## INSTRUCTIONS TO FOLLOW
Find how many lines of the listing below include the word "JSON", then report the number by itself.

Dataset excerpts:
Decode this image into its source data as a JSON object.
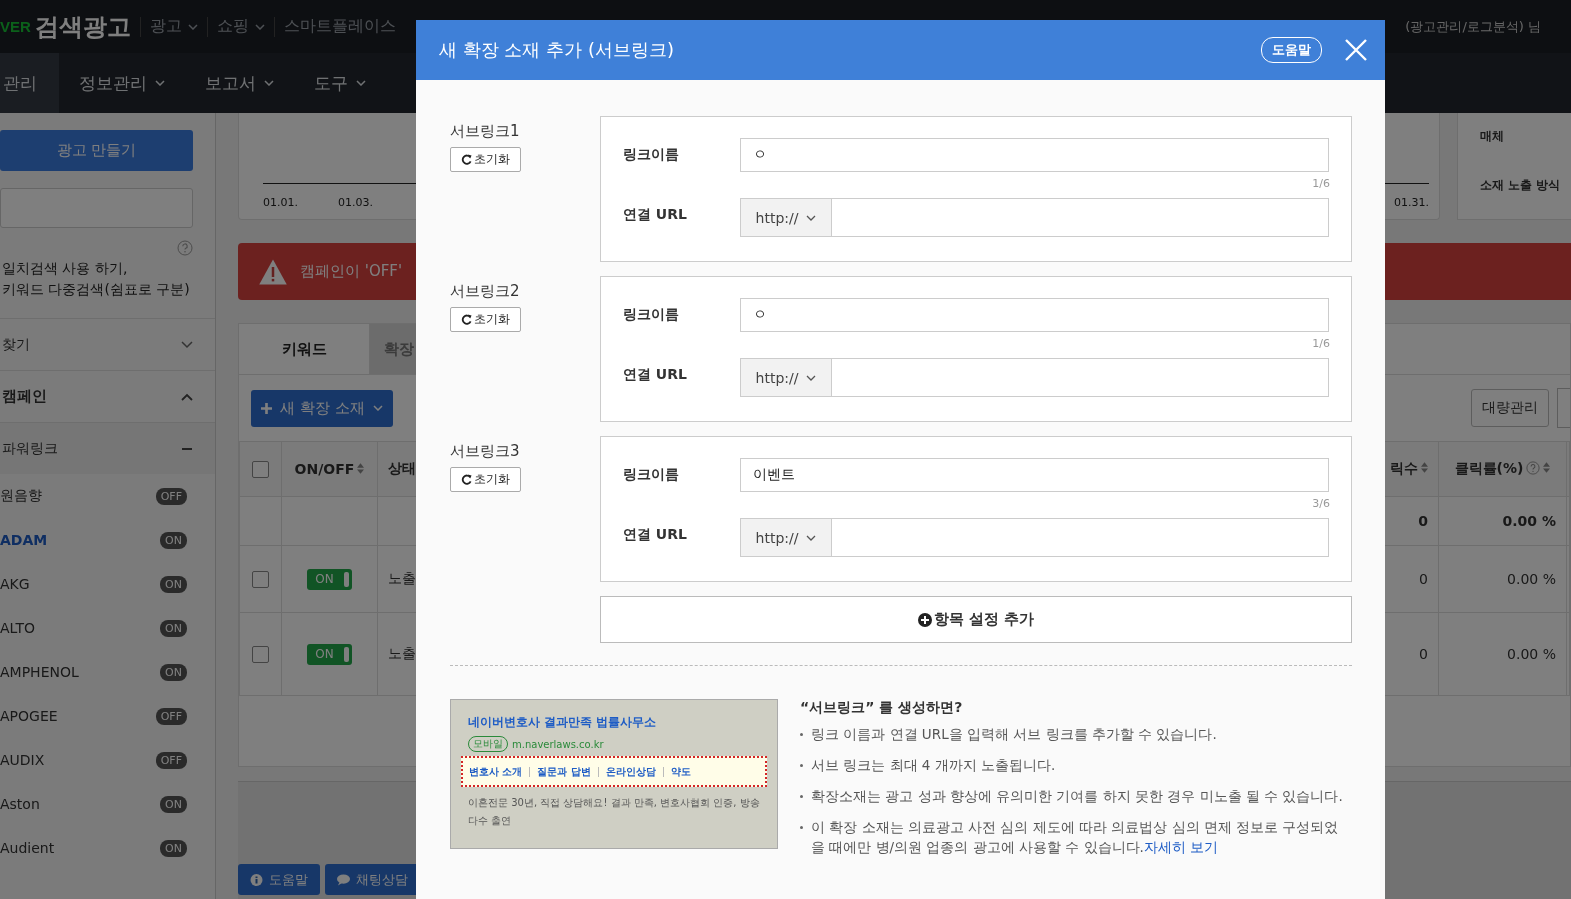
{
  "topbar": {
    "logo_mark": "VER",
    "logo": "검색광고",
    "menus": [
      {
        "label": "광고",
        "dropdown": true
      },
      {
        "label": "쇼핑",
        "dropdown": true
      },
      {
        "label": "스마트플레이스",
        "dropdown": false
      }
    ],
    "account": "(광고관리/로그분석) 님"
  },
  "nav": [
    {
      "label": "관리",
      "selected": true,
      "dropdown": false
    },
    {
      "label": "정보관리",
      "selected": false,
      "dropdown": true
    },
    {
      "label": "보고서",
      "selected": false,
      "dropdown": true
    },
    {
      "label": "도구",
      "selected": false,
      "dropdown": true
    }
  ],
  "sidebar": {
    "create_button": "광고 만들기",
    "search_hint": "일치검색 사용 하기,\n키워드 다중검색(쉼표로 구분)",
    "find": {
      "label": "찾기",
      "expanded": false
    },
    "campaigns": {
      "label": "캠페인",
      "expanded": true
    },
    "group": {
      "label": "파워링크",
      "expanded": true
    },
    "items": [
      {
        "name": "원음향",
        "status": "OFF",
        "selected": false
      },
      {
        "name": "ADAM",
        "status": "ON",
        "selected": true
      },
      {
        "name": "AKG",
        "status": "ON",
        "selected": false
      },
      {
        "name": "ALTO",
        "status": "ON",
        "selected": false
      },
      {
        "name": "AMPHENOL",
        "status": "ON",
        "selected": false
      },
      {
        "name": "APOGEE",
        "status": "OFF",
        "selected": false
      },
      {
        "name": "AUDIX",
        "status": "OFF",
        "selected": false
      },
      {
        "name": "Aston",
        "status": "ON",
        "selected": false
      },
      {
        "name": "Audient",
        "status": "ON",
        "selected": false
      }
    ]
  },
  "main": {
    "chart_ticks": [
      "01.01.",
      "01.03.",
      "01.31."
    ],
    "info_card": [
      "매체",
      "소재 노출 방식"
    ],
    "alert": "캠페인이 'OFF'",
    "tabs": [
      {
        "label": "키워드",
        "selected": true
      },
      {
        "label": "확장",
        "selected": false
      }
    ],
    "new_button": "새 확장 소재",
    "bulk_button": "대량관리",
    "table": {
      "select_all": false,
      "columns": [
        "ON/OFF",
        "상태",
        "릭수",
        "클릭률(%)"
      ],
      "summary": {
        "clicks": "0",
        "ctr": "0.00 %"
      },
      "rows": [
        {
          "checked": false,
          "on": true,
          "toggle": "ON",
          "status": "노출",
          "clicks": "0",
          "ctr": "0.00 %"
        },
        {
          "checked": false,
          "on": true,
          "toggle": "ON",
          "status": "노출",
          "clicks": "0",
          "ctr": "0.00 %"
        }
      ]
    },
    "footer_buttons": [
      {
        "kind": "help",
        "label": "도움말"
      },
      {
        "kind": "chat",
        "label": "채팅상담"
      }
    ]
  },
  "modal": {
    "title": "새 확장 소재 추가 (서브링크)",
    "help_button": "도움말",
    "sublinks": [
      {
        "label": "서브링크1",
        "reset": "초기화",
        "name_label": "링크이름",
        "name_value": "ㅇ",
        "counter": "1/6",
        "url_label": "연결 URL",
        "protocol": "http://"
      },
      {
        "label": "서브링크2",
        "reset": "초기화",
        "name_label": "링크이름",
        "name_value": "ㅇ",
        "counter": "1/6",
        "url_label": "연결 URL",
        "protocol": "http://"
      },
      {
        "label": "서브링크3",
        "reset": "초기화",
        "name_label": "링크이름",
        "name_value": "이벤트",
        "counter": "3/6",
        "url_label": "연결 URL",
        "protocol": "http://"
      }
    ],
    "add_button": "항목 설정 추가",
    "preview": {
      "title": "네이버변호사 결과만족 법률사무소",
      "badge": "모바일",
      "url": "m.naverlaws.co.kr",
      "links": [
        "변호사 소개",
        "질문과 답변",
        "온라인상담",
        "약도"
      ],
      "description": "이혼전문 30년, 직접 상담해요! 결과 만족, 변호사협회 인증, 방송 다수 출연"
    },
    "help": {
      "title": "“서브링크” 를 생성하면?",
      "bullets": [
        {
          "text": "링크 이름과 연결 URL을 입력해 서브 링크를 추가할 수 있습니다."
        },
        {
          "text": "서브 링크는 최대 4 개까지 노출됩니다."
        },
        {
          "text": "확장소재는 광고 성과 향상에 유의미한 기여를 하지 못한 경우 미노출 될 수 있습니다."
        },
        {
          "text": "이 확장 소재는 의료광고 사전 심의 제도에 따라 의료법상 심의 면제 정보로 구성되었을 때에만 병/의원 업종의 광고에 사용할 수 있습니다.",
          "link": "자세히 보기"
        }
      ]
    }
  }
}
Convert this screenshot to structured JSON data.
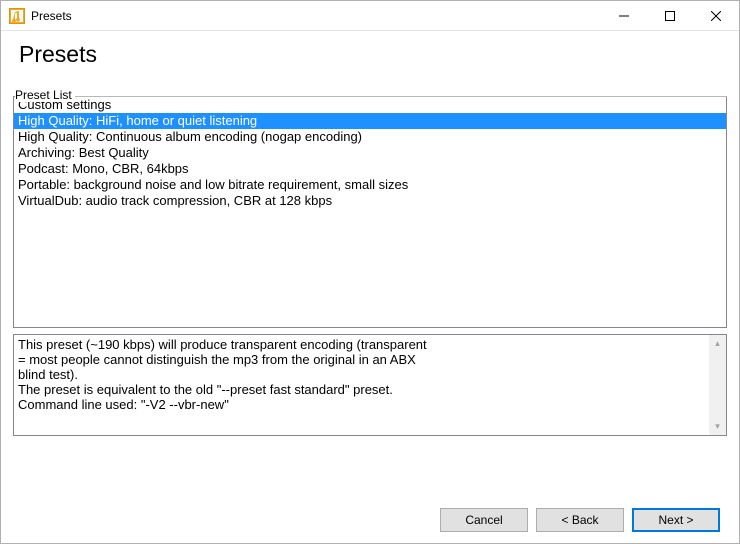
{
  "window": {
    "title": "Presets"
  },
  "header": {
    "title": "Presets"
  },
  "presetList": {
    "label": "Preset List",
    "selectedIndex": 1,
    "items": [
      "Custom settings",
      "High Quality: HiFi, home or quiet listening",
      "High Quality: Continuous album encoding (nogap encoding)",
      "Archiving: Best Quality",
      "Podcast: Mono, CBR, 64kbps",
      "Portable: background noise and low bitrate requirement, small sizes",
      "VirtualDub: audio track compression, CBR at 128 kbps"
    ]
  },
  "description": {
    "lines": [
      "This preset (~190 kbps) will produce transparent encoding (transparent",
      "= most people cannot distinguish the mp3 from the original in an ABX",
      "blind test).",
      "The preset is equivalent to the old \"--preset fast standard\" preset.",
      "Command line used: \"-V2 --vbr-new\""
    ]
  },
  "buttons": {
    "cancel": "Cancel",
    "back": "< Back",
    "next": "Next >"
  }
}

## TASK OUTPUT
2